**What you should do:**
Copy every row below word for word. Leave out the pictures.

Rows contained in a dataset
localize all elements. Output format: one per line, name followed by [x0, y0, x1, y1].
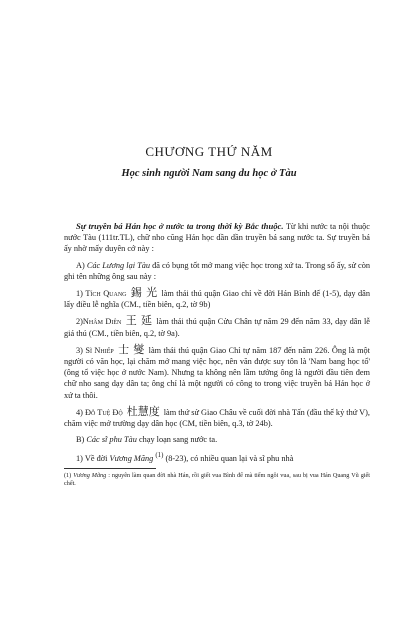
- paragraph-a-label: A): [76, 260, 85, 270]
- item-text: làm thái thú quận Cửu Chân tự năm 29 đến năm 33, dạy dân lễ giá thú (CM., tiền biên, q.2, tờ 9a).: [64, 317, 370, 338]
- item-italic: Vương Mãng: [109, 454, 154, 464]
- intro-text: Từ khi nước ta nội thuộc nước Tàu (111tr.TL), chữ nho cũng Hán học dần dần truyền bá sang nước ta. Sự truyền bá ấy nhờ mấy duyên cớ này :: [64, 222, 370, 254]
- item-name: Nhâm Diên: [82, 317, 122, 327]
- item-lead: Về đời: [84, 454, 108, 464]
- section-intro: [64, 221, 370, 255]
- han-characters: 士 燮: [117, 342, 145, 356]
- item-name: Sĩ Nhiếp: [85, 345, 114, 355]
- paragraph-b: [64, 434, 370, 445]
- chapter-subtitle: Học sinh người Nam sang du học ở Tàu: [121, 168, 297, 179]
- item-text: (8-23), có nhiều quan lại và sĩ phu nhà: [165, 454, 294, 464]
- item-vuong-mang: [64, 450, 370, 464]
- footnote: [64, 472, 370, 487]
- item-number: 2): [76, 317, 83, 327]
- item-si-nhiep: [64, 344, 370, 401]
- section-heading: Sự truyền bá Hán học ở nước ta trong thời kỳ Bắc thuộc.: [76, 221, 284, 231]
- item-name: Đỗ Tuệ Độ: [85, 407, 123, 417]
- footnote-divider: [64, 468, 156, 469]
- paragraph-a-italic: Các Lương lại Tàu: [86, 260, 151, 270]
- item-do-tue-do: [64, 406, 370, 429]
- item-nham-dien: [64, 315, 370, 338]
- paragraph-b-label: B): [76, 435, 85, 445]
- item-name: Tích Quang: [85, 289, 127, 299]
- han-characters: 杜慧度: [126, 404, 160, 418]
- paragraph-b-italic: Các sĩ phu Tàu: [86, 435, 137, 445]
- paragraph-a-text: đã có bụng tốt mở mang việc học trong xứ ta. Trong số ấy, sử còn ghi tên những ông sau này :: [64, 260, 371, 281]
- item-text: làm thứ sử Giao Châu về cuối đời nhà Tấn (đầu thế kỷ thứ V), chăm việc mở trường dạy dân học (CM, tiền biên, q.3, tờ 24b).: [64, 407, 371, 429]
- footnote-italic: Vương Mãng: [73, 472, 107, 480]
- item-tich-quang: [64, 287, 370, 310]
- footnote-mark: (1): [64, 472, 72, 480]
- paragraph-a: [64, 260, 370, 282]
- chapter-title: CHƯƠNG THỨ NĂM: [145, 144, 273, 159]
- item-number: 3): [76, 345, 83, 355]
- paragraph-b-text: chạy loạn sang nước ta.: [138, 435, 218, 445]
- item-number: 4): [76, 407, 83, 417]
- body-text: [64, 221, 370, 488]
- footnote-text: : nguyên làm quan đời nhà Hán, rồi giết vua Bình đế mà tiếm ngôi vua, sau bị vua Hán Quang Vũ giết chết.: [64, 472, 371, 488]
- item-number: 1): [76, 454, 83, 464]
- item-text: làm thái thú quận Giao Chỉ tự năm 187 đến năm 226. Ông là một người có văn học, lại chăm mở mang việc học, nên văn được suy tôn là 'Nam bang học tổ' (ông tổ việc học ở nước Nam). Nhưng ta không nên lầm tưởng ông là người đầu tiên đem chữ nho sang dạy dân ta; ông chỉ là một người có công to trong việc truyền bá Hán học ở xứ ta thôi.: [64, 345, 370, 400]
- footnote-ref: (1): [155, 452, 164, 460]
- item-number: 1): [76, 289, 83, 299]
- item-text: làm thái thú quận Giao chỉ về đời Hán Bình đế (1-5), dạy dân lấy điều lễ nghĩa (CM., tiền biên, q.2, tờ 9b): [64, 289, 370, 310]
- han-characters: 王 延: [125, 314, 153, 328]
- han-characters: 錫 光: [130, 286, 158, 300]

**Finished task:**
localize all elements. Output format: one per line, name followed by [x0, y0, x1, y1].
- paragraph-a-label: A): [76, 260, 85, 270]
- item-text: làm thái thú quận Cửu Chân tự năm 29 đến năm 33, dạy dân lễ giá thú (CM., tiền biên, q.2, tờ 9a).: [64, 317, 370, 338]
- item-italic: Vương Mãng: [109, 454, 154, 464]
- intro-text: Từ khi nước ta nội thuộc nước Tàu (111tr.TL), chữ nho cũng Hán học dần dần truyền bá sang nước ta. Sự truyền bá ấy nhờ mấy duyên cớ này :: [64, 222, 370, 254]
- item-name: Nhâm Diên: [82, 317, 122, 327]
- item-lead: Về đời: [84, 454, 108, 464]
- section-intro: [64, 221, 370, 255]
- han-characters: 士 燮: [117, 342, 145, 356]
- item-name: Sĩ Nhiếp: [85, 345, 114, 355]
- paragraph-b: [64, 434, 370, 445]
- chapter-subtitle: Học sinh người Nam sang du học ở Tàu: [121, 168, 297, 179]
- item-text: (8-23), có nhiều quan lại và sĩ phu nhà: [165, 454, 294, 464]
- item-vuong-mang: [64, 450, 370, 464]
- footnote: [64, 472, 370, 487]
- item-number: 2): [76, 317, 83, 327]
- item-si-nhiep: [64, 344, 370, 401]
- section-heading: Sự truyền bá Hán học ở nước ta trong thời kỳ Bắc thuộc.: [76, 221, 284, 231]
- item-name: Đỗ Tuệ Độ: [85, 407, 123, 417]
- footnote-divider: [64, 468, 156, 469]
- paragraph-a-italic: Các Lương lại Tàu: [86, 260, 151, 270]
- item-do-tue-do: [64, 406, 370, 429]
- item-nham-dien: [64, 315, 370, 338]
- paragraph-b-label: B): [76, 435, 85, 445]
- item-name: Tích Quang: [85, 289, 127, 299]
- han-characters: 杜慧度: [126, 404, 160, 418]
- paragraph-b-italic: Các sĩ phu Tàu: [86, 435, 137, 445]
- paragraph-a-text: đã có bụng tốt mở mang việc học trong xứ ta. Trong số ấy, sử còn ghi tên những ông sau này :: [64, 260, 371, 281]
- item-text: làm thứ sử Giao Châu về cuối đời nhà Tấn (đầu thế kỷ thứ V), chăm việc mở trường dạy dân học (CM, tiền biên, q.3, tờ 24b).: [64, 407, 371, 429]
- footnote-italic: Vương Mãng: [73, 472, 107, 480]
- item-tich-quang: [64, 287, 370, 310]
- footnote-mark: (1): [64, 472, 72, 480]
- paragraph-a: [64, 260, 370, 282]
- chapter-title: CHƯƠNG THỨ NĂM: [145, 144, 273, 159]
- item-number: 3): [76, 345, 83, 355]
- paragraph-b-text: chạy loạn sang nước ta.: [138, 435, 218, 445]
- item-number: 4): [76, 407, 83, 417]
- body-text: [64, 221, 370, 488]
- footnote-text: : nguyên làm quan đời nhà Hán, rồi giết vua Bình đế mà tiếm ngôi vua, sau bị vua Hán Quang Vũ giết chết.: [64, 472, 371, 488]
- item-number: 1): [76, 454, 83, 464]
- item-text: làm thái thú quận Giao Chỉ tự năm 187 đến năm 226. Ông là một người có văn học, lại chăm mở mang việc học, nên văn được suy tôn là 'Nam bang học tổ' (ông tổ việc học ở nước Nam). Nhưng ta không nên lầm tưởng ông là người đầu tiên đem chữ nho sang dạy dân ta; ông chỉ là một người có công to trong việc truyền bá Hán học ở xứ ta thôi.: [64, 345, 370, 400]
- footnote-ref: (1): [155, 452, 164, 460]
- item-number: 1): [76, 289, 83, 299]
- item-text: làm thái thú quận Giao chỉ về đời Hán Bình đế (1-5), dạy dân lấy điều lễ nghĩa (CM., tiền biên, q.2, tờ 9b): [64, 289, 370, 310]
- han-characters: 王 延: [125, 314, 153, 328]
- han-characters: 錫 光: [130, 286, 158, 300]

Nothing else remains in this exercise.